> Texte fourni:
+ + + + + + +
Mais nous alertons depuis des années sur des obstacles ». Pour Sarah
Durocher, présidente de la Confédération nationale du Planning familial, l’inscription
du droit à l’avortement dans le texte fondamental, le 8 mars dernier, ne signe
pas la fin de la bataille pour garantir le droit à l’avortement à toutes les
femmes. Auditionnées le 27 mars au Sénat par la mission d’information de la
Commission des affaires sociales visant à faire la lumière sur les conditions
concrètes d’accès à cette procédure, les représentantes du Planning familial ont
documenté par le menu les nombreuses barrières qui restent à abattre.
Des tentatives de désinformation pour
dissuader les femmes
«
En France, l’avortement est encore un acte à part, certaines femmes sont
culpabilisées, infantilisées », a tenu à rappeler Albane Gaillot, chargée
de plaidoyer de l’association. « Quand une femme tape “avorter” sur
internet, elle a une chance sur deux de tomber sur un site anti-choix ou
anti-droits. L’avortement concerne une femme sur trois. L’accès à une
information fiable est [donc] primordiale », complète Sarah
Durocher. Pour la présidente du Planning familial, la désinformation est un
enjeu majeur : « Les femmes parlent très peu, assure la responsable.
+ + + + + + +
(Données d'analyse structurée des pages)
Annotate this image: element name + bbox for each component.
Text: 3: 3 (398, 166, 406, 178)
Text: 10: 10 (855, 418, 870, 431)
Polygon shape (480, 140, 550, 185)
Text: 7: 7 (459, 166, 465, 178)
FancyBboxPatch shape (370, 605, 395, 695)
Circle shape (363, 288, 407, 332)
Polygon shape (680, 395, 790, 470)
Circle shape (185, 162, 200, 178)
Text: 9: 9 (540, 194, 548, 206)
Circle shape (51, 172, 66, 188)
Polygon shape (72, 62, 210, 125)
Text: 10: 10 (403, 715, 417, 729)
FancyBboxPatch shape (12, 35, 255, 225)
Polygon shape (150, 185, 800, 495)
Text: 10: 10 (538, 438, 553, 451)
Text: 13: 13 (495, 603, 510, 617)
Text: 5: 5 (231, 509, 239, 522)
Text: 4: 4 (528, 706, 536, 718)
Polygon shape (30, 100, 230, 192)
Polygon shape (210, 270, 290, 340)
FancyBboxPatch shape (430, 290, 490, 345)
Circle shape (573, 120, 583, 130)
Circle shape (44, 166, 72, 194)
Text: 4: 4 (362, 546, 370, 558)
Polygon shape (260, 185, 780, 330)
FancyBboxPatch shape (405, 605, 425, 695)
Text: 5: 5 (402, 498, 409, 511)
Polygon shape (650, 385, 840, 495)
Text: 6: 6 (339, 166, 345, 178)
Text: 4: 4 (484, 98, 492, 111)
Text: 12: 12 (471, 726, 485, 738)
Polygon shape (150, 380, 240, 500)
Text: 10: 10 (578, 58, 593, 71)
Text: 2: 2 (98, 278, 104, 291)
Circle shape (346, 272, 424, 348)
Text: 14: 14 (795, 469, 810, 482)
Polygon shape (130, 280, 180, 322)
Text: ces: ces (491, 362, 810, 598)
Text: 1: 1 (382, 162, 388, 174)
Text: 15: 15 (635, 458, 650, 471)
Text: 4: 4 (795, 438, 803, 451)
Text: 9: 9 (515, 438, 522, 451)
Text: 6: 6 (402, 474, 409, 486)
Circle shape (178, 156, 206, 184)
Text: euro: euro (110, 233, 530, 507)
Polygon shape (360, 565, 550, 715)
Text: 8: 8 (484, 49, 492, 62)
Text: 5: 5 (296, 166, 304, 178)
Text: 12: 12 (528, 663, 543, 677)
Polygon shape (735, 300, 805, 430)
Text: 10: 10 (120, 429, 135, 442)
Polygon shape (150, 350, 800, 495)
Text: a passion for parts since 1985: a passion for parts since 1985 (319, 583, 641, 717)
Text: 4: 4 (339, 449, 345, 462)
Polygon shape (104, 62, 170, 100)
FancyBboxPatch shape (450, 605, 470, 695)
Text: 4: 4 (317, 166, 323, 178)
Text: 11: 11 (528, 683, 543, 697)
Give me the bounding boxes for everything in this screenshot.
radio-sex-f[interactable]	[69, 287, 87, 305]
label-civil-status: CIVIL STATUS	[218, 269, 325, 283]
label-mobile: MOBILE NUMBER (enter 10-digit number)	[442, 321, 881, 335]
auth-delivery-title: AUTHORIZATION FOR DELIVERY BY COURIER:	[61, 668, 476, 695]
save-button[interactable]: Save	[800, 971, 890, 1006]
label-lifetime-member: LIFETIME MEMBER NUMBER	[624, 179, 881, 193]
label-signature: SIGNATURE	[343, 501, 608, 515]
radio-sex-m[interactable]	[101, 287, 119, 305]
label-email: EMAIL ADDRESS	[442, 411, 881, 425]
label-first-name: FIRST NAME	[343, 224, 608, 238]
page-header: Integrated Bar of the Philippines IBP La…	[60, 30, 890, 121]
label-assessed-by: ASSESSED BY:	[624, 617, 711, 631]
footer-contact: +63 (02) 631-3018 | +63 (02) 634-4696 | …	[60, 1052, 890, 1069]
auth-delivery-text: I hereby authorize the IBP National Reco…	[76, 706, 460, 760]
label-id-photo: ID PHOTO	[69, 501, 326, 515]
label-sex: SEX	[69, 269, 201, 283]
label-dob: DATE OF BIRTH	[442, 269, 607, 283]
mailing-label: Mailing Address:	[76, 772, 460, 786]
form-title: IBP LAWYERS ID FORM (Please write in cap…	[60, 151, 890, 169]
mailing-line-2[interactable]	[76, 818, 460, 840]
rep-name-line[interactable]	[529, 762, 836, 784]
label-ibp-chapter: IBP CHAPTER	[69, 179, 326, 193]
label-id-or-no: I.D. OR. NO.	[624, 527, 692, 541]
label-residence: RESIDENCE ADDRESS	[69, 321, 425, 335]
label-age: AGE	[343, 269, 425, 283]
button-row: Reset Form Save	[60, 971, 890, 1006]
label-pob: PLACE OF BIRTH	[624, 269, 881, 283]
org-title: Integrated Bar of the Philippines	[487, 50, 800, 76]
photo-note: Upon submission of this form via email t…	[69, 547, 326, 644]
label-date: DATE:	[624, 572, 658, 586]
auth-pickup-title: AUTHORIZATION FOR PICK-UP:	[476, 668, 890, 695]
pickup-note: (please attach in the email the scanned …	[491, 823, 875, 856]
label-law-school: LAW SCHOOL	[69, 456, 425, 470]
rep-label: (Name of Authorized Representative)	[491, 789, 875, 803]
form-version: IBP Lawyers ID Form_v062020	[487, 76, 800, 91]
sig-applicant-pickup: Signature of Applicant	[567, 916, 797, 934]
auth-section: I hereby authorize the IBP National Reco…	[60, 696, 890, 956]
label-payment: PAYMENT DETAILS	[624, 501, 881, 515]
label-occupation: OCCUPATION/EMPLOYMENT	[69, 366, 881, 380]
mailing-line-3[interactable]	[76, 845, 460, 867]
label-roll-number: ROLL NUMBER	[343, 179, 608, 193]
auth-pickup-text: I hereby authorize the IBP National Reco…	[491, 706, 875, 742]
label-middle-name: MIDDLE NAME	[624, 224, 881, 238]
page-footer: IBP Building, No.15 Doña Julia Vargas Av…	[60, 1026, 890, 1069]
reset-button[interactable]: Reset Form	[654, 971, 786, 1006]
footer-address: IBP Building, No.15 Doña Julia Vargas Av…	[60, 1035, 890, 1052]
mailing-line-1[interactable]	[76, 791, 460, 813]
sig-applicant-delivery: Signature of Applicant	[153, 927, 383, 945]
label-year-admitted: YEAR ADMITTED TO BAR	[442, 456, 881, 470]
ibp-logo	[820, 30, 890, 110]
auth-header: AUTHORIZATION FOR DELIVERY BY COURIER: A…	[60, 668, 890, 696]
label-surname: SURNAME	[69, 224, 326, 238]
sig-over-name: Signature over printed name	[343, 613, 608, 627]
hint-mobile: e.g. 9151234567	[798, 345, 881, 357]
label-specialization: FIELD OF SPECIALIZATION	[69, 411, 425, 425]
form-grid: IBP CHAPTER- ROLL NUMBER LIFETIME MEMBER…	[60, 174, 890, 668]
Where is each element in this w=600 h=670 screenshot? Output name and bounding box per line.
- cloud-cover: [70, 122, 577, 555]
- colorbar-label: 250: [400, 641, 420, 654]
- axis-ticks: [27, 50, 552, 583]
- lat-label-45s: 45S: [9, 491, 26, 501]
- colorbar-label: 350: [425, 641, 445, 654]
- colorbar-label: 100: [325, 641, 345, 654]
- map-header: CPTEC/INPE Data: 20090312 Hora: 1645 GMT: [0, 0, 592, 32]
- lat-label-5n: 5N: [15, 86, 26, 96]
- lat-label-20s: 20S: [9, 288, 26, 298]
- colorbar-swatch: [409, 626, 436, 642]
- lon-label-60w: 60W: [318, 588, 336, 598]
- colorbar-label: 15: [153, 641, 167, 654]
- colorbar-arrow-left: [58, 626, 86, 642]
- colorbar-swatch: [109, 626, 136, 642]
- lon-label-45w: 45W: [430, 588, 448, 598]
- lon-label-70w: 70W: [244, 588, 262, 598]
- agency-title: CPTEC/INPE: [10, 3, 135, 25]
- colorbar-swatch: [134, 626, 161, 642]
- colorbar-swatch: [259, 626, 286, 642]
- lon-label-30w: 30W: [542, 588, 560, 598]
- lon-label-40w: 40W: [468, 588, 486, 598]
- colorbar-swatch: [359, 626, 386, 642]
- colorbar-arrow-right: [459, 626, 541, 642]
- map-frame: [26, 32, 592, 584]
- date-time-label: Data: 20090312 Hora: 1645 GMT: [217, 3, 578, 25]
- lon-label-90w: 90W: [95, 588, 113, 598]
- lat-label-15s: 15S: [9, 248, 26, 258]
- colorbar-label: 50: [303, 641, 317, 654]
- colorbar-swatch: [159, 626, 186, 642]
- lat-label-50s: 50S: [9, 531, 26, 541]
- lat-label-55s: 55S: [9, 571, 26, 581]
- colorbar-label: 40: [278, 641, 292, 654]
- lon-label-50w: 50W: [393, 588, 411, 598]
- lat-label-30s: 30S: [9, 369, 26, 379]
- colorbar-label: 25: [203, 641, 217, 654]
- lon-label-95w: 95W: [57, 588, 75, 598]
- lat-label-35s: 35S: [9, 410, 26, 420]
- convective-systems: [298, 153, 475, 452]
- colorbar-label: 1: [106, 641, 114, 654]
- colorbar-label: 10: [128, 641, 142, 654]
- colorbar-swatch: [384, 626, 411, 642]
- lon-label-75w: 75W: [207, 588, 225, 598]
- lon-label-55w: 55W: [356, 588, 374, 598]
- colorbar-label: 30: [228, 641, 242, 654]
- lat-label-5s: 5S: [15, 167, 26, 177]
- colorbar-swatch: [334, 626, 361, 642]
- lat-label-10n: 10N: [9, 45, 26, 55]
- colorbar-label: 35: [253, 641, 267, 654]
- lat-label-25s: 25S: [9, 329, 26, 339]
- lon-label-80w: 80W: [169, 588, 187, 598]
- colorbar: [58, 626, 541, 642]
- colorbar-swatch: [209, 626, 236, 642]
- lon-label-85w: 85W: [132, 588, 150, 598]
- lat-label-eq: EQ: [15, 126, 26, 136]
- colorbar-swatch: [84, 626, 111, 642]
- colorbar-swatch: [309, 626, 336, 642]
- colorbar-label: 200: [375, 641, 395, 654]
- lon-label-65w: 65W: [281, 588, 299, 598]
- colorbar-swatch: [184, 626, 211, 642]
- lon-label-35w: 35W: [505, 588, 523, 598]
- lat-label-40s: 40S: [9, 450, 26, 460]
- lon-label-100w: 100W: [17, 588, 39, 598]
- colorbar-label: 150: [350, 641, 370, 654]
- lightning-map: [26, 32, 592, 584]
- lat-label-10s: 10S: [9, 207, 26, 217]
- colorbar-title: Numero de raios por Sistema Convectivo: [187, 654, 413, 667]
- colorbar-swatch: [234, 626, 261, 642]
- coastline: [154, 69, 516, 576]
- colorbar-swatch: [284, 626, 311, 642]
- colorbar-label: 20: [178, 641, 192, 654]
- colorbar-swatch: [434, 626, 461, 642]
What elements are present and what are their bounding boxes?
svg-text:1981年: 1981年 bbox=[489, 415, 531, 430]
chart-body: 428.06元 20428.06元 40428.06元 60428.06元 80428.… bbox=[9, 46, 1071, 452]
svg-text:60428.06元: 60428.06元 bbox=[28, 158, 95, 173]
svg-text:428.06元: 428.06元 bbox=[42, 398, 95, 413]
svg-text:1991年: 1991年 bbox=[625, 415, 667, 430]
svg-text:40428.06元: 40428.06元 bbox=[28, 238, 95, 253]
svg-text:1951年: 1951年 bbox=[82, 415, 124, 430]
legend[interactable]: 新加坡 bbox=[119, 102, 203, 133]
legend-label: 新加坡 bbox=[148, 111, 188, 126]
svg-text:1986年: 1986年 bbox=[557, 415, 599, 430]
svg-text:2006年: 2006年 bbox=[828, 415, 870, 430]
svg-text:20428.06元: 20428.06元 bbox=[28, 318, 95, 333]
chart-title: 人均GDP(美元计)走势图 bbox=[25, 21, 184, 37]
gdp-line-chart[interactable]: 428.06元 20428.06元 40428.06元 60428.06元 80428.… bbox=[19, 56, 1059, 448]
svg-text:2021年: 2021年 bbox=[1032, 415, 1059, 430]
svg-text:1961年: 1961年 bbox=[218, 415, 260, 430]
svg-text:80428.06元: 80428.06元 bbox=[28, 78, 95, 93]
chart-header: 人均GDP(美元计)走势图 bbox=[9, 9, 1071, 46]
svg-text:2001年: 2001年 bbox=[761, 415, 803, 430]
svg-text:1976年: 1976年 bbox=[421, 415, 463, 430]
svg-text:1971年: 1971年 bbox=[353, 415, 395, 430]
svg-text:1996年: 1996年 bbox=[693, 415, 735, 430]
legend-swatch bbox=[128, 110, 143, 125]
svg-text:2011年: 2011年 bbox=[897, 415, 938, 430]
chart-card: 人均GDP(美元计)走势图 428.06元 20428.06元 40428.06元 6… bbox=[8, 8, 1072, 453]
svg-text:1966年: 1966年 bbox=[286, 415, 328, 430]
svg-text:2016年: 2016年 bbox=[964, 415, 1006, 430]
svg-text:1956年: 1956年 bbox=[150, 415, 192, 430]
+ + + + + + +
> Consigne: Dans l'extrait sur l'accès à l'avortement, relevez toutes les institutions et organisations désignées par un nom propre.

> Réponse rédigée:
- la Confédération nationale du Planning familial (appelée aussi le Planning familial)
- le Sénat
- la Commission des affaires sociales